**Records from a data source**
——————

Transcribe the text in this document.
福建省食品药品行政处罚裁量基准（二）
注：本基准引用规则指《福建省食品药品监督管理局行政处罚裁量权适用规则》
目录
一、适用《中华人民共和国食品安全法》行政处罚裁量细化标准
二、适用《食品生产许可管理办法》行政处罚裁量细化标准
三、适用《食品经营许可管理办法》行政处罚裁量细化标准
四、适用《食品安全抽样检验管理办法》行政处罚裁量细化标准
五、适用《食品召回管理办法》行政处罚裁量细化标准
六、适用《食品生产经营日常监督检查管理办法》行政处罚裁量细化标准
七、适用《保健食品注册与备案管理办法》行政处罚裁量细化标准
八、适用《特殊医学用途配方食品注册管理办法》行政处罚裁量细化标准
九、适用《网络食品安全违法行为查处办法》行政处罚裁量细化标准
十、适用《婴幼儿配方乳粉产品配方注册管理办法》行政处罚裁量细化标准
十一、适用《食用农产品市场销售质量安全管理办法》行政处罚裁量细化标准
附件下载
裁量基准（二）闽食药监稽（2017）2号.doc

——————

**Task to carry out**
Retype all of the material above with every character intact.

**Task output**
Transcribe the text in this document.
福建省食品药品行政处罚裁量基准（二）
注：本基准引用规则指《福建省食品药品监督管理局行政处罚裁量权适用规则》
目录
一、适用《中华人民共和国食品安全法》行政处罚裁量细化标准
二、适用《食品生产许可管理办法》行政处罚裁量细化标准
三、适用《食品经营许可管理办法》行政处罚裁量细化标准
四、适用《食品安全抽样检验管理办法》行政处罚裁量细化标准
五、适用《食品召回管理办法》行政处罚裁量细化标准
六、适用《食品生产经营日常监督检查管理办法》行政处罚裁量细化标准
七、适用《保健食品注册与备案管理办法》行政处罚裁量细化标准
八、适用《特殊医学用途配方食品注册管理办法》行政处罚裁量细化标准
九、适用《网络食品安全违法行为查处办法》行政处罚裁量细化标准
十、适用《婴幼儿配方乳粉产品配方注册管理办法》行政处罚裁量细化标准
十一、适用《食用农产品市场销售质量安全管理办法》行政处罚裁量细化标准
附件下载
裁量基准（二）闽食药监稽（2017）2号.doc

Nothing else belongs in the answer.